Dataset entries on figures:
☆ ☆ ☆ ☆ ☆

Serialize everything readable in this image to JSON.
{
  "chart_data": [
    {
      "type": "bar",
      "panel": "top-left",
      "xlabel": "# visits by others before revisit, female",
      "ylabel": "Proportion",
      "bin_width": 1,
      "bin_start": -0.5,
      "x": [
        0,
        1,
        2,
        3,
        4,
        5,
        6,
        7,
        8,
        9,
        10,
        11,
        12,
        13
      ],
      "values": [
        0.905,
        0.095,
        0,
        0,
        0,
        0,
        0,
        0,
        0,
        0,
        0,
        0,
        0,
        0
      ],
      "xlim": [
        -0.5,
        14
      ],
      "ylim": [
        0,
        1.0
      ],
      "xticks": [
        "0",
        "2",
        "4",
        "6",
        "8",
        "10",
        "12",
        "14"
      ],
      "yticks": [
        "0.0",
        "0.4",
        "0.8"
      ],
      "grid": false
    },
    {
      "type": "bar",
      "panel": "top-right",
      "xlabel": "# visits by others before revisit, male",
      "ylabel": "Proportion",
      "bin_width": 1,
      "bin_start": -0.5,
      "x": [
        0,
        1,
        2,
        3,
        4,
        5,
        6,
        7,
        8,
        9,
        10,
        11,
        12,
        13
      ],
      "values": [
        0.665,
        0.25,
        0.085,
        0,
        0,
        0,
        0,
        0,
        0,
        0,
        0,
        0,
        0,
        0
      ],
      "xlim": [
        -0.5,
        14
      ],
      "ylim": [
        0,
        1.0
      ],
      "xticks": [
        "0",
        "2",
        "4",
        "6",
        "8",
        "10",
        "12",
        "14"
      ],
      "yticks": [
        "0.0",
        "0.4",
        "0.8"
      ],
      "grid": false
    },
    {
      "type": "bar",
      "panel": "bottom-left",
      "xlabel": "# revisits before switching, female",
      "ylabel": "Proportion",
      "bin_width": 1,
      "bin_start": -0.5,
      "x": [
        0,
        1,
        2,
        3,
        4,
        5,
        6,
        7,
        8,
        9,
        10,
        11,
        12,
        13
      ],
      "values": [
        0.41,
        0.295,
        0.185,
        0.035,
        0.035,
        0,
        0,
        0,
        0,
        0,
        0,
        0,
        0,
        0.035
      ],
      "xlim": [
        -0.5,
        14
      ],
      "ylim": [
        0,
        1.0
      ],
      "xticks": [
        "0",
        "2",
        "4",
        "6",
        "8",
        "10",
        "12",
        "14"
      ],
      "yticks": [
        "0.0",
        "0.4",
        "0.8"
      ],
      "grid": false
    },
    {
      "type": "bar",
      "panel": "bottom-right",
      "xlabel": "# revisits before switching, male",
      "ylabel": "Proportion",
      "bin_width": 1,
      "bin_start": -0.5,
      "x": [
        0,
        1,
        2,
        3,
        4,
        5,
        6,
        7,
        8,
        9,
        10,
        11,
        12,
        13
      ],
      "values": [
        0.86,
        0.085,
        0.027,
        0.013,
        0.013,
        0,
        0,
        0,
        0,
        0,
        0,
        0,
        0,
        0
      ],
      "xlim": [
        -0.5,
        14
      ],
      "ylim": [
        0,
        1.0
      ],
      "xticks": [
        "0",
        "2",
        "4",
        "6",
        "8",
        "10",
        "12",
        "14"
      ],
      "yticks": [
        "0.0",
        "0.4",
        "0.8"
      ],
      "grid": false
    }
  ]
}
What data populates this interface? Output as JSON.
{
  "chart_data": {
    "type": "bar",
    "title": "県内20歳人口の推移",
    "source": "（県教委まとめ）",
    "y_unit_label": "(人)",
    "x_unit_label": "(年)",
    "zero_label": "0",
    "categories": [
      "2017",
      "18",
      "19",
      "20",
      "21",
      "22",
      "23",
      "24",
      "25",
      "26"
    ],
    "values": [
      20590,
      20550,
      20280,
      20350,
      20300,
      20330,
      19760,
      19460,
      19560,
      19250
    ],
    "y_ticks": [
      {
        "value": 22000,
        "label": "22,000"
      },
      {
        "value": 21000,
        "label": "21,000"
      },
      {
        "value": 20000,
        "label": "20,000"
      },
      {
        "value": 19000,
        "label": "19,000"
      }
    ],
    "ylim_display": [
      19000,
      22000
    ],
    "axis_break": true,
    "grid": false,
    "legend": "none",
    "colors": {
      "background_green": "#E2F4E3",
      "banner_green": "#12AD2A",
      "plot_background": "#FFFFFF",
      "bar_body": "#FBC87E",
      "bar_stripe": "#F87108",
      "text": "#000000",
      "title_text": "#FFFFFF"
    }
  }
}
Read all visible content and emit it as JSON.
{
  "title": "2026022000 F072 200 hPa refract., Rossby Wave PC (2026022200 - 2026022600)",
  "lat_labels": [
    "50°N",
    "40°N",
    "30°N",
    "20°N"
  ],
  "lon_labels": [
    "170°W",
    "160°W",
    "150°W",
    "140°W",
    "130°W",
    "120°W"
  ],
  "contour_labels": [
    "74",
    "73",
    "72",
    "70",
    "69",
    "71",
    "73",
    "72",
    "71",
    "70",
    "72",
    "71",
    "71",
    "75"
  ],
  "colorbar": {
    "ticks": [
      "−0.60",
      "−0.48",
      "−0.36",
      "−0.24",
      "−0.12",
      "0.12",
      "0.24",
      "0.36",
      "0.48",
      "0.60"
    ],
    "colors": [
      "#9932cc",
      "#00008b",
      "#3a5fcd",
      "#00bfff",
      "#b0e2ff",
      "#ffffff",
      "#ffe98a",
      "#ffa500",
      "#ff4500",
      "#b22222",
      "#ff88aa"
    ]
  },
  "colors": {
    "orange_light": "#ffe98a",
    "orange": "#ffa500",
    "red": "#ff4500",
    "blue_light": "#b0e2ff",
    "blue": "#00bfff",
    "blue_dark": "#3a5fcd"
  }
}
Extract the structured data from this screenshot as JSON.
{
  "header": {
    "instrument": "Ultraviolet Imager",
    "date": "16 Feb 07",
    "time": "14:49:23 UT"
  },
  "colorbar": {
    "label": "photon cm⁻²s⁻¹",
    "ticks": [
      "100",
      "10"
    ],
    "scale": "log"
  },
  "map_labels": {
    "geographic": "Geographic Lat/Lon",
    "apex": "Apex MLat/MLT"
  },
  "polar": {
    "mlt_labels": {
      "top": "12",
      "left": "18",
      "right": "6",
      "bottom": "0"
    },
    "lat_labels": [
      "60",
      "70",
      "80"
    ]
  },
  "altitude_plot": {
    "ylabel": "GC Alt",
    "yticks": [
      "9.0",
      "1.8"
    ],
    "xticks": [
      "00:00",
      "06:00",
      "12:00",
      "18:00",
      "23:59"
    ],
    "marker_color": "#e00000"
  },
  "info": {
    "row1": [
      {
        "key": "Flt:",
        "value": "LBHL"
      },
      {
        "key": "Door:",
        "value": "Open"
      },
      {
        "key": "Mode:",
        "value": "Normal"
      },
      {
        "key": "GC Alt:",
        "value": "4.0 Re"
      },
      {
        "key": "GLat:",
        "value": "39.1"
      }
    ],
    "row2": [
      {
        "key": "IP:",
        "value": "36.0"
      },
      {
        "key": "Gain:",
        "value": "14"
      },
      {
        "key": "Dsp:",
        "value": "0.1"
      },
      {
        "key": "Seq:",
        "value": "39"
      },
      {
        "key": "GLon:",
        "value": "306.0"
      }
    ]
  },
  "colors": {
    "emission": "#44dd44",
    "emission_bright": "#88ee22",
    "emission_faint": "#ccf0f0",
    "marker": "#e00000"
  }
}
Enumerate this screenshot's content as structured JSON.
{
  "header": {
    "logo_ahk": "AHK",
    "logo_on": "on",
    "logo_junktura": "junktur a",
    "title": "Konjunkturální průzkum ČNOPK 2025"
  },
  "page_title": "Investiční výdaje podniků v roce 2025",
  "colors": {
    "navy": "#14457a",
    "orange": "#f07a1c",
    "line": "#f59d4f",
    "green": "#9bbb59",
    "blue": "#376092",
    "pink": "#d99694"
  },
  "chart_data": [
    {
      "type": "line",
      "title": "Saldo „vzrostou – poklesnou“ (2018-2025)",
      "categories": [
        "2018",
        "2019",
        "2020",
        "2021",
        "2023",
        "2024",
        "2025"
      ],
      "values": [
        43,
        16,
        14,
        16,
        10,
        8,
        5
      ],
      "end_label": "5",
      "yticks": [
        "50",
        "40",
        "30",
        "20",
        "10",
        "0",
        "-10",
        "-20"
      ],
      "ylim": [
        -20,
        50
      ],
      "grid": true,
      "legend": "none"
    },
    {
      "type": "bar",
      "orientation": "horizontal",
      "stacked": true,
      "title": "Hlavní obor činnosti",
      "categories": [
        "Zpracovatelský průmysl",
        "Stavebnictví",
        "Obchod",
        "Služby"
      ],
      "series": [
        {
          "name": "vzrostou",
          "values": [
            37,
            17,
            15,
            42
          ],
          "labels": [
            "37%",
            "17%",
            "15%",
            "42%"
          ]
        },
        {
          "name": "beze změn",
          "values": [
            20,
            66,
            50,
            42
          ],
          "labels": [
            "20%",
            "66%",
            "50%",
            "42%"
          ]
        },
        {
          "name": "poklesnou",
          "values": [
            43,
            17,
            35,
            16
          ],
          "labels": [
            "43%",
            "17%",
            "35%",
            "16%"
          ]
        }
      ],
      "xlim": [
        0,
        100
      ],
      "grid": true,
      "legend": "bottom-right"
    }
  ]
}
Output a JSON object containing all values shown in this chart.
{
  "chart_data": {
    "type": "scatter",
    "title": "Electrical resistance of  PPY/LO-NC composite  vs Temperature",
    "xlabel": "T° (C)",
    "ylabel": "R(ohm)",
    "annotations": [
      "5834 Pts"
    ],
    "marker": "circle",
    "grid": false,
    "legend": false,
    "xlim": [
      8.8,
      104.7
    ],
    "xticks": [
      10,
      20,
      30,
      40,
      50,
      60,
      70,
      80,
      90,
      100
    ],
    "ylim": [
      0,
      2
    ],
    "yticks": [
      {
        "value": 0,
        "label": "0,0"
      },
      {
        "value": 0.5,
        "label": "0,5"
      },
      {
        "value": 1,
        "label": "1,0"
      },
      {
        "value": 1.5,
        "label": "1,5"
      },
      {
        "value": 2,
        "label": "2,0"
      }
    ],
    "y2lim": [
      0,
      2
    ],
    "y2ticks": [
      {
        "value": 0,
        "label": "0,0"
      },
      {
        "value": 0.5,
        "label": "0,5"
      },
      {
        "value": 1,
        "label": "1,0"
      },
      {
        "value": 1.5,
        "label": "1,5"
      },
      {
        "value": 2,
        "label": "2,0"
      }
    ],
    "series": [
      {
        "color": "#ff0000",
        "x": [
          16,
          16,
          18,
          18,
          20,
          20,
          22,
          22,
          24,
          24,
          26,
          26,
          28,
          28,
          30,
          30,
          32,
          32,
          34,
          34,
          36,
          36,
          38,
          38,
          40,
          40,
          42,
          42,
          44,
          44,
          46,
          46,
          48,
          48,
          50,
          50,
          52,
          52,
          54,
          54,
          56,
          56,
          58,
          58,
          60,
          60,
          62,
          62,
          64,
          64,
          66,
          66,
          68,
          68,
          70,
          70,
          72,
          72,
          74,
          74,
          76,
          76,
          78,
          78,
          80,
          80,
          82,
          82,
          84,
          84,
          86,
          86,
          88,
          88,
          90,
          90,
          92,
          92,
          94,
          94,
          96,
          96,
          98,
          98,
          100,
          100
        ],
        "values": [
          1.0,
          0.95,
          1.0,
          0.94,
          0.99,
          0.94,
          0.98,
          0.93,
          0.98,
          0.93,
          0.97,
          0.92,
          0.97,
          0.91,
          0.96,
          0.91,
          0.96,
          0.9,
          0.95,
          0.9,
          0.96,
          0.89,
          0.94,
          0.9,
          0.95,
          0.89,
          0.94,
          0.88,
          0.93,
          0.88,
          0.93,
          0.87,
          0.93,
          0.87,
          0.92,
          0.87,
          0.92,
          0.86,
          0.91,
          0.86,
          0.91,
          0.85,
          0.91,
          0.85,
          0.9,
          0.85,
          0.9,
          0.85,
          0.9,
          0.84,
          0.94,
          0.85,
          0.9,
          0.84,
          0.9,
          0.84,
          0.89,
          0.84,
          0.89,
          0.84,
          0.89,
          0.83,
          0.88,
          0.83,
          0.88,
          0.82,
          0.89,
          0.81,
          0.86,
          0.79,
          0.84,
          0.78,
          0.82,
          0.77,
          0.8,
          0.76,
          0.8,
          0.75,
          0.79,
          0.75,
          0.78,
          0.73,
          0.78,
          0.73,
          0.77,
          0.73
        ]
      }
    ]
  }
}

☆ ☆ ☆ ☆ ☆

Job: Which lines include "legend"? Copy each of them out.

Answer for this exercise:
    "legend": "none",
      "legend": "none"
      "legend": "bottom-right"
    "legend": false,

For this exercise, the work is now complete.